(Bounding box annotations)
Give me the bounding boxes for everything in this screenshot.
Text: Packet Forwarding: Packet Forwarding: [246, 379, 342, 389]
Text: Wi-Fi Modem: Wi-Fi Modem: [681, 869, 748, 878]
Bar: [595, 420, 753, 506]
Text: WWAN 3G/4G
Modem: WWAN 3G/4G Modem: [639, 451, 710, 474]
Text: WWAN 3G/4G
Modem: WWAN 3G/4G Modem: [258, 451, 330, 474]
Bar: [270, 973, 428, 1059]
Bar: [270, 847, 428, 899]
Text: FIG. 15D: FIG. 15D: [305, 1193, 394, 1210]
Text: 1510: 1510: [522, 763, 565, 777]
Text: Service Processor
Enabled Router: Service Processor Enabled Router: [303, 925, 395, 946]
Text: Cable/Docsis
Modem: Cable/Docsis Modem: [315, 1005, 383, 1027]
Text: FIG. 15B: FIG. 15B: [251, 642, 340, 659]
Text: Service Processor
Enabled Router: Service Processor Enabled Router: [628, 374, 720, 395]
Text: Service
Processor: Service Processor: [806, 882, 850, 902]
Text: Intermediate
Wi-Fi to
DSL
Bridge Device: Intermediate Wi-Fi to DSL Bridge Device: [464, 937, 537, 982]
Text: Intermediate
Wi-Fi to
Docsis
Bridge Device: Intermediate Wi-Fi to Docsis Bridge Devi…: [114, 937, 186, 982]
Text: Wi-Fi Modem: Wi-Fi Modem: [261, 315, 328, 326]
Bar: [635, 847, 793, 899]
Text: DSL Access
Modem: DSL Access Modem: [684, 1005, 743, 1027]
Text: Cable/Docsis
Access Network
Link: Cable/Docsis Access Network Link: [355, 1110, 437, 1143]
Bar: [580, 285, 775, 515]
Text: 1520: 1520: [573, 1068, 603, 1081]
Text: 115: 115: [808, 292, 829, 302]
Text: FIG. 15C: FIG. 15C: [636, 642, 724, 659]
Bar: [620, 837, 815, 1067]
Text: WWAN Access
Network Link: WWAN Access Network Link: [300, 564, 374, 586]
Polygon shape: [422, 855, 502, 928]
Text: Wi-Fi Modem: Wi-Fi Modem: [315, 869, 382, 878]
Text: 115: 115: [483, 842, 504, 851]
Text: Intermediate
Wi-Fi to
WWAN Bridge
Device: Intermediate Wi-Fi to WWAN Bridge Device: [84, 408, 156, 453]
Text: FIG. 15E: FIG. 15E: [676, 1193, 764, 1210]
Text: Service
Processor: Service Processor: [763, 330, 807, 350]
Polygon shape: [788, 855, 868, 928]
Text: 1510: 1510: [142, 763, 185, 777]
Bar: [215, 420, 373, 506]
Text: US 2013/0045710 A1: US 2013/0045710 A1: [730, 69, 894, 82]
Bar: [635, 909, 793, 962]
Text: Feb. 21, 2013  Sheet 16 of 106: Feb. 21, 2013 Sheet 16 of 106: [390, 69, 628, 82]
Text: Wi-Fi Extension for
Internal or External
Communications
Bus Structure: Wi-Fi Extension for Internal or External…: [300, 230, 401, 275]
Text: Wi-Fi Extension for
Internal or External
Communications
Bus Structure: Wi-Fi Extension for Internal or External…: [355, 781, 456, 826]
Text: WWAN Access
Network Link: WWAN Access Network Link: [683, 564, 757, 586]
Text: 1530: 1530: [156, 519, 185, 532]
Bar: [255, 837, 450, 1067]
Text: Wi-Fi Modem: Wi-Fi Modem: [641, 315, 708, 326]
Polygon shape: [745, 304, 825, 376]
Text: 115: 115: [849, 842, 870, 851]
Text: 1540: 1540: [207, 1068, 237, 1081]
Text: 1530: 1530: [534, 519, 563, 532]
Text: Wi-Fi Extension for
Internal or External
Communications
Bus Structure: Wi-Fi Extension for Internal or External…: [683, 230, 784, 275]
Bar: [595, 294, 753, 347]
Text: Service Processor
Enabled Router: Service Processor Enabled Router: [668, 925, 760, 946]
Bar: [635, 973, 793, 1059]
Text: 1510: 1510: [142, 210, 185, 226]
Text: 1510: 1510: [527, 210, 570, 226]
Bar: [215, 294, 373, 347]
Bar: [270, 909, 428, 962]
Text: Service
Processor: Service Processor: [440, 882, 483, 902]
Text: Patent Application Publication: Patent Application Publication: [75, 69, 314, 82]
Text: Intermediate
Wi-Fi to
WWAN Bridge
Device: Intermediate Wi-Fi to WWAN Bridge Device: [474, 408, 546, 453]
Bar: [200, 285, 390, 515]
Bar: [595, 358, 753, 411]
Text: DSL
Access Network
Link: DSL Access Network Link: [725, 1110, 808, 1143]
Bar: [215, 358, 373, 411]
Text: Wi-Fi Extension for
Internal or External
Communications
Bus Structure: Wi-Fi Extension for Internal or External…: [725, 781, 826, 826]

Instruction – Print the material word for word, from its first line through the line containing "Bar: [270, 847, 428, 899]", including both of those lines.

Finished exercise –
Give me the bounding boxes for everything in this screenshot.
Text: Packet Forwarding: Packet Forwarding: [246, 379, 342, 389]
Text: Wi-Fi Modem: Wi-Fi Modem: [681, 869, 748, 878]
Bar: [595, 420, 753, 506]
Text: WWAN 3G/4G
Modem: WWAN 3G/4G Modem: [639, 451, 710, 474]
Text: WWAN 3G/4G
Modem: WWAN 3G/4G Modem: [258, 451, 330, 474]
Bar: [270, 973, 428, 1059]
Bar: [270, 847, 428, 899]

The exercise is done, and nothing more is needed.